| Предложенный текст |
Опубликовано в журнале Урал, номер 5, 2004
Из отдельных эпизодов моей поездки в Овсянку, из наблюдений за писателем в кругу семьи и среди гостей у меня сложился — и довольно-таки устойчиво — образ этакого балагура, неунывающего шалопута с простовато-мужичьим обличьем, не признающего изысканные манеры. И этот стереотип бодрячка из народа как-то в одночасье рухнул. Или точнее: Астафьев открылся для меня в тот вечер с совершенно другой стороны. Это было незадолго до моего отъезда. После ужина я, как обычно, с головой уходил в чтение, благо, возможностей для этого в домашней библиотеке писателя, ставшей на неделю моей спальней, было достаточно. Сижу я, читаю. Подходит Виктор Петрович.
— Что, Гена, читаешь?
— Вот, воспоминания Марьи Семеновны о Николае Рубцове.
— Да… Светлые у Коли стихи. Светлые и печальные.
Виктор Петрович присел к столу. И тут как-то сам по себе у нас зашел разговор о поэзии и поэтах. Астафьев прочел наизусть пушкинское “Я вас любил”, заметив после этого:
— Любовь и женщина движут поэзией.
О Пушкине он говорил с особым почтением, рассказывая такие подробности его биографии, каких в школьном учебнике не встретишь. Вообще у Астафьева исключительная память. Он перечислил фамилии художников, рисовавших Пушкина. С большой симпатией отзывался Виктор Петрович и о “полубоге” Лермонтове, о Баратынском, об испанском поэте Хименесе, лауреате Нобелевской премии.

Фрагмент набора данных:

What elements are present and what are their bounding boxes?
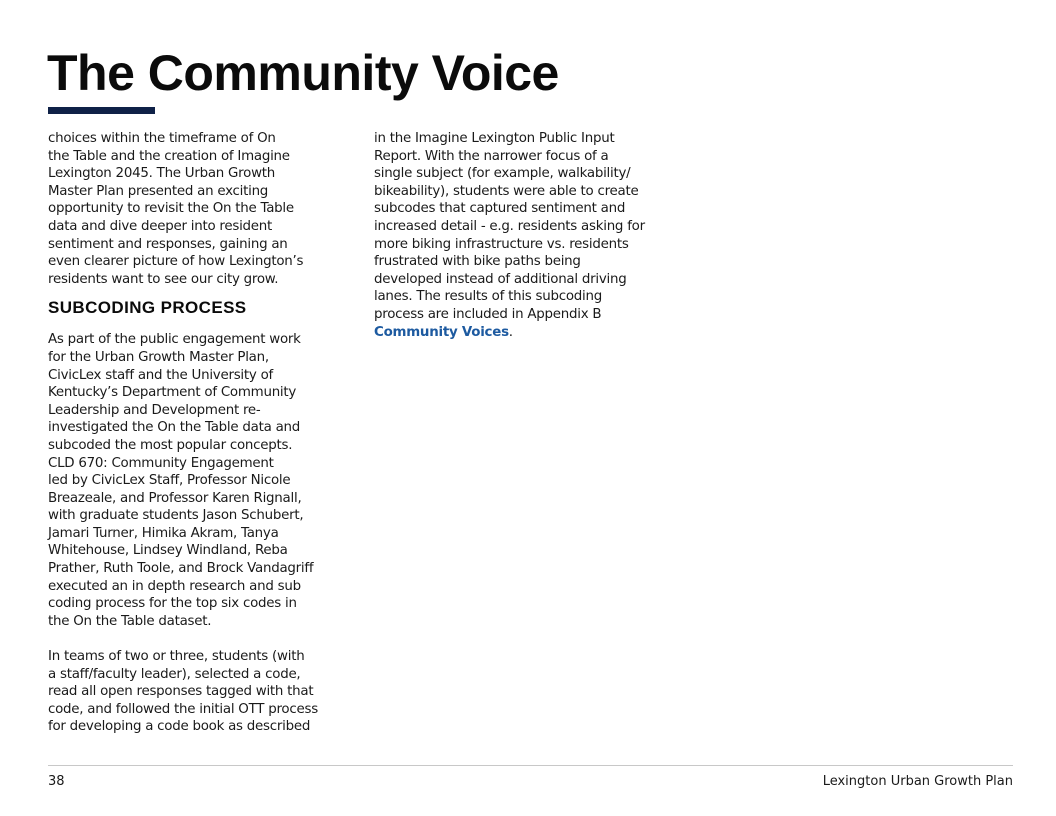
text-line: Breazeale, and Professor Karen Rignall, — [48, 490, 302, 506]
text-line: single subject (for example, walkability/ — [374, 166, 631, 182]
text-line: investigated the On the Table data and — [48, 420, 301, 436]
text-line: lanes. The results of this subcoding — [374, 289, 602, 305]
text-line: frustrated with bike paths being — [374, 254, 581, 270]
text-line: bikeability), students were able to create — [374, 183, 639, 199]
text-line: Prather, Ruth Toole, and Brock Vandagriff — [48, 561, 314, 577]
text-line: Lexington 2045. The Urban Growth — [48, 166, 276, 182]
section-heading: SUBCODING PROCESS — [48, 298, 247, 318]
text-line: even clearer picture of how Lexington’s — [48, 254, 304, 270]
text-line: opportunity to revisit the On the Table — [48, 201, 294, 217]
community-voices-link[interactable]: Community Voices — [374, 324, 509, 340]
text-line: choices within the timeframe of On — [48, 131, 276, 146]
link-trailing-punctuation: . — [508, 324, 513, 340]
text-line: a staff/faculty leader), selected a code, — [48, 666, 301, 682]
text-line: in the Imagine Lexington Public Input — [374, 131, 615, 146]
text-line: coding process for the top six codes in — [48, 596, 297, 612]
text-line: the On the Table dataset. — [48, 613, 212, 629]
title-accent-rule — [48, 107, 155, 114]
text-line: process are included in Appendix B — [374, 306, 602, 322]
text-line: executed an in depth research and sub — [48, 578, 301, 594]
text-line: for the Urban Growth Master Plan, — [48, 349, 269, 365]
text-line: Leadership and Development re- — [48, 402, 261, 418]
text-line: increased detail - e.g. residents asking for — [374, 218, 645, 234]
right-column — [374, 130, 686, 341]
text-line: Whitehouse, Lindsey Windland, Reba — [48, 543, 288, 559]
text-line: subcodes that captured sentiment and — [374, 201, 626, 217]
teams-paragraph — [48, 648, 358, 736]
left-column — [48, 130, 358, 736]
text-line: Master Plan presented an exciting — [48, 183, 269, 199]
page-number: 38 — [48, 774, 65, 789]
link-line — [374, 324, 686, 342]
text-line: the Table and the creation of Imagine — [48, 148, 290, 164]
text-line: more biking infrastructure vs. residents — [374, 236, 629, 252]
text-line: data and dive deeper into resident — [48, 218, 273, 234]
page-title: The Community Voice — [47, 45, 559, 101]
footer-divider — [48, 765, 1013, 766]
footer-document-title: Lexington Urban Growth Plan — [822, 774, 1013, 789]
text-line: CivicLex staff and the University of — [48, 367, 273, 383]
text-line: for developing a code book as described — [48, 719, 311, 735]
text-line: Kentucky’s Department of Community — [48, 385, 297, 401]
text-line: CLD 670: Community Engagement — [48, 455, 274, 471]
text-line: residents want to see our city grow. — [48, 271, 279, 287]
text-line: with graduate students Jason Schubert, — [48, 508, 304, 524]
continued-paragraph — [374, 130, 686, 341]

| Задание |
Ответьте на три вопроса по предложенному тексту.
(а) Что читал рассказчик, когда к нему подошёл Виктор Петрович?
(б) Какое стихотворение Пушкина Астафьев прочёл наизусть?
(в) Какого испанского поэта назвал Виктор Петрович?

| Итоговый ответ |
(а) Воспоминания Марьи Семеновны о Николае Рубцове.
(б) «Я вас любил».
(в) Хименеса, лауреата Нобелевской премии.